Today, Italian and Chinese cooking together with Indian, Persian, Uzbek, and Turkish cuisine represent the tasty, inexpensive, down-to-earth, and cheerful food that is a lasting influence of the ancient Silk Road. And with the increase in culinary awareness and health concerns, and a trend toward simpler, more rustic ingredients such as flour with bran, brown rice, and fresh and seasonal food, America has become a kind of modern Silk Road entrepot where wonderful ingredients from all over the world — and instructions for cooking them — are available to everyone.

China

Few cultures were as enthusiastic as China's about culinary imports, but then, few cultures were as food oriented as China's.

While the central philosophy of eating, in early periods as now, was that a meal should consist of fan (grain) as the primary food and cai — vegetables and/or meat and fish, cut small, carefully blended and flavored, and quickly cooked — the possibilities for variation were infinite.

The possibilities for cai were great before the opening of trade routes. People ate meat and fish as well as such vegetables as bamboo shoots, water mallow (something like spinach), turnips, yams, radishes, lotus root, scallions, shallots, and mushrooms. During the Han and later dynasties, new vegetables arrived from Western Asia and Iran, including spinach, rhubarb, onions, cucumbers, broad beans, peas, and melons; the Chinese classified them, developed them, and found new ways to cook them.

It was the same with fruits and nuts. China was blessed with superb produce, including peaches, plums, apricots, and persimmons, and from the south came mangoes, bananas, and citrus. The Chinese also carefully cultivated new fruits arriving from the Silk Road — figs and dates, cherries, melons, pomegranates, grapes, almonds, pistachios, walnuts, caraway, coriander, and sugar cane.

Then there were fermented and pickled foods, used for flavoring but also useful to travelers. The soybean was as central to Chinese cuisine, then and now, as ginger. It provided bean curd and soy sauce, among other preparations.

Provided information
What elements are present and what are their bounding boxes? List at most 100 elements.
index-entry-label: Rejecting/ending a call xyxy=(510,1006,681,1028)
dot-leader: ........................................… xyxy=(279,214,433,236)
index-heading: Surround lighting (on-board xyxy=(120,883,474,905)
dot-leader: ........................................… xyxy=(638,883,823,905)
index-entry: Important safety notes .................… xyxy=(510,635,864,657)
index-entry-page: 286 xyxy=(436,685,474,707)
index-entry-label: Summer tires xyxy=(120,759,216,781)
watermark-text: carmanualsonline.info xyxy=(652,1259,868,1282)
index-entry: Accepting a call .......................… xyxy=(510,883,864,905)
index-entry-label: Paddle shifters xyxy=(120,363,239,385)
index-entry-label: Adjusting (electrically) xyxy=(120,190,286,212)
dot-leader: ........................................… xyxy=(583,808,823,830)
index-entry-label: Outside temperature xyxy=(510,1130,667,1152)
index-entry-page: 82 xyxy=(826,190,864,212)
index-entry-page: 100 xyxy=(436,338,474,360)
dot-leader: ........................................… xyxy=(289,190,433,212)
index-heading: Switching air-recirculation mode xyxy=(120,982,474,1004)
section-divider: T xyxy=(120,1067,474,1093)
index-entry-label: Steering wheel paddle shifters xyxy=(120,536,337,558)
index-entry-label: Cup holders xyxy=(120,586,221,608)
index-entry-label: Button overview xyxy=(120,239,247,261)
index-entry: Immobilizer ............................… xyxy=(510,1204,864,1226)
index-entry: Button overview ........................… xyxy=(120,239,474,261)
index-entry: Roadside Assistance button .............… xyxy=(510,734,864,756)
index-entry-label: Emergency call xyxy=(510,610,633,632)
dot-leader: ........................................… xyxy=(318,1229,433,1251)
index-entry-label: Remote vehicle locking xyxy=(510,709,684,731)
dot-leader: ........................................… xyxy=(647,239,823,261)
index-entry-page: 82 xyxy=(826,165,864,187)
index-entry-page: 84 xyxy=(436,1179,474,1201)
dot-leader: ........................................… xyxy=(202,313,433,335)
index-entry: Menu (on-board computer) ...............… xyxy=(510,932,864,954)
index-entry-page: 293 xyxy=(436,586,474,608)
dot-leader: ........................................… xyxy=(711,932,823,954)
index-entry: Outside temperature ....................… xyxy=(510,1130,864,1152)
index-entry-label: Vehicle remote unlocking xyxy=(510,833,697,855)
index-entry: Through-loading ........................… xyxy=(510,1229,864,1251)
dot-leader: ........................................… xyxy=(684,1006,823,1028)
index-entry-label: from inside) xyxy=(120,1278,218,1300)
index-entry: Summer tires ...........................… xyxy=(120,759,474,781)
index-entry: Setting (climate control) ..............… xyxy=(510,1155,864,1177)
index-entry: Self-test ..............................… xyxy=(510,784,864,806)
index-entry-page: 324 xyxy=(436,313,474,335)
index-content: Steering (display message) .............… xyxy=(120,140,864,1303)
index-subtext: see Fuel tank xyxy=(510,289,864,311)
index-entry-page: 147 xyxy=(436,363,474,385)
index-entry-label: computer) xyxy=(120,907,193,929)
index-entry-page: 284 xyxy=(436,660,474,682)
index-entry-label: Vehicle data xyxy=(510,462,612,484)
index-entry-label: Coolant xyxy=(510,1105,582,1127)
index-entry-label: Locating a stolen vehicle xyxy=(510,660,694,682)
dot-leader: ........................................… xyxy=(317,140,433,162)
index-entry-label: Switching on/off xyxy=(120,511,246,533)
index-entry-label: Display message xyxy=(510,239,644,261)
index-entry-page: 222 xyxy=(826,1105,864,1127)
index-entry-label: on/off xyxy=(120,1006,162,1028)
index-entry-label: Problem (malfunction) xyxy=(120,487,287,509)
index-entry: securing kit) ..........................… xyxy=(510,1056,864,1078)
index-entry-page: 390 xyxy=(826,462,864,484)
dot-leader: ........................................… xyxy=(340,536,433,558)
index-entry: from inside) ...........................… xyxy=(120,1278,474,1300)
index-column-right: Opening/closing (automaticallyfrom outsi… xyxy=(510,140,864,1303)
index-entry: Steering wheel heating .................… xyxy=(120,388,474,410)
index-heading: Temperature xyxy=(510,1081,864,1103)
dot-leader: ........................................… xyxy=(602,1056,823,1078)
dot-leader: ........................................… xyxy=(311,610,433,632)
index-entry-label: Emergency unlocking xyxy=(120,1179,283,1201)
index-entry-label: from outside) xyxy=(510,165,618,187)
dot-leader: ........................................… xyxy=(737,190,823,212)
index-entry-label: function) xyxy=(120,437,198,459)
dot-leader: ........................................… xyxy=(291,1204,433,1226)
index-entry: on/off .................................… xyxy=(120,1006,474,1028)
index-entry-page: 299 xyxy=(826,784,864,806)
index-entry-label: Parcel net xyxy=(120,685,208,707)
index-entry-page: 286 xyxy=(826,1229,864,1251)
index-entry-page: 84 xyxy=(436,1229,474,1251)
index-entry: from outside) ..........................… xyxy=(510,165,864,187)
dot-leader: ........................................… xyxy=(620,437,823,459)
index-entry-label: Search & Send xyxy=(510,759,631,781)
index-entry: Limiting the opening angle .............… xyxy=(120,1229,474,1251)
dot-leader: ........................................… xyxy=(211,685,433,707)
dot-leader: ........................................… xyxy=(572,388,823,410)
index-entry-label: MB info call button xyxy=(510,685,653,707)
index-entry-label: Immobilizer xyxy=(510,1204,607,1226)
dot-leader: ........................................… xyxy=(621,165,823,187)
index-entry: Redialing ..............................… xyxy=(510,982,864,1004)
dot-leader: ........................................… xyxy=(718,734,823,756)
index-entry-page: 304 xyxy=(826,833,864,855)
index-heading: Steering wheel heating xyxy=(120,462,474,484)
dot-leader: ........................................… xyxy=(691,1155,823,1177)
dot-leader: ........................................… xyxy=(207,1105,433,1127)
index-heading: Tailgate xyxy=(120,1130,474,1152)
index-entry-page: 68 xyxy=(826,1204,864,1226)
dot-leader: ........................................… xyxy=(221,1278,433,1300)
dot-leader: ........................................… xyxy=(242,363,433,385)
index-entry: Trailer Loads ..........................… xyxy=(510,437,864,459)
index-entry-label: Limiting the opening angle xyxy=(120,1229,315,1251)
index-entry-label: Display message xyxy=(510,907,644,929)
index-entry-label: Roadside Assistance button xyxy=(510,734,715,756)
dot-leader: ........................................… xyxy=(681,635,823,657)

The request
Please copy the Silk Road cuisine text above word for word, in full.

Exercise answer
Today, Italian and Chinese cooking together with Indian, Persian, Uzbek, and Turkish cuisine represent the tasty, inexpensive, down-to-earth, and cheerful food that is a lasting influence of the ancient Silk Road. And with the increase in culinary awareness and health concerns, and a trend toward simpler, more rustic ingredients such as flour with bran, brown rice, and fresh and seasonal food, America has become a kind of modern Silk Road entrepot where wonderful ingredients from all over the world — and instructions for cooking them — are available to everyone.

China

Few cultures were as enthusiastic as China's about culinary imports, but then, few cultures were as food oriented as China's.

While the central philosophy of eating, in early periods as now, was that a meal should consist of fan (grain) as the primary food and cai — vegetables and/or meat and fish, cut small, carefully blended and flavored, and quickly cooked — the possibilities for variation were infinite.

The possibilities for cai were great before the opening of trade routes. People ate meat and fish as well as such vegetables as bamboo shoots, water mallow (something like spinach), turnips, yams, radishes, lotus root, scallions, shallots, and mushrooms. During the Han and later dynasties, new vegetables arrived from Western Asia and Iran, including spinach, rhubarb, onions, cucumbers, broad beans, peas, and melons; the Chinese classified them, developed them, and found new ways to cook them.

It was the same with fruits and nuts. China was blessed with superb produce, including peaches, plums, apricots, and persimmons, and from the south came mangoes, bananas, and citrus. The Chinese also carefully cultivated new fruits arriving from the Silk Road — figs and dates, cherries, melons, pomegranates, grapes, almonds, pistachios, walnuts, caraway, coriander, and sugar cane.

Then there were fermented and pickled foods, used for flavoring but also useful to travelers. The soybean was as central to Chinese cuisine, then and now, as ginger. It provided bean curd and soy sauce, among other preparations.